### Goal
Write out the passage on Seattle neighborhood names word for word, from "In 1887 the" to "various freight stops.".

### Source
+ + +
Names in the Neighborhood: from Pontiac to Wedgwood

McKee’s Correct Road Map of Seattle and Vicinity, 1894, shows the railroad line. Courtesy of the Seattle Room, Seattle Public Library. The snaking line of the SLS&E Railroad is shown through the communities of Fremont, Latona (Wallingford), Ravenna, Yesler (Laurelhurst) and north past Sand Point. Block dots indicate population clusters. Calvary Cemetery, established 1889, is a point of reference at the corner of NE 55th Street and 35th Ave NE.

In 1887 the Seattle, Lake Shore & Eastern Railroad was up and running, a line now followed by the Burke-Gilman Trail.  The railroad paralleled streetcar lines from downtown Seattle as far as Fremont which was a major transportation hub for people to continue on to residential districts like Green Lake.

The SLS&E Railroad was mainly for industrial use, so it travelled eastward to the sawmill village of Yesler (Laurelhurst) and then north along the shore of Lake Washington past various freight stops.
+ + +
### Dataset excerpt

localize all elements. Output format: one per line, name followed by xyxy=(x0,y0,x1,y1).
+ + +
### Final result
In 1887 the Seattle, Lake Shore & Eastern Railroad was up and running, a line now followed by the Burke-Gilman Trail.  The railroad paralleled streetcar lines from downtown Seattle as far as Fremont which was a major transportation hub for people to continue on to residential districts like Green Lake.

The SLS&E Railroad was mainly for industrial use, so it travelled eastward to the sawmill village of Yesler (Laurelhurst) and then north along the shore of Lake Washington past various freight stops.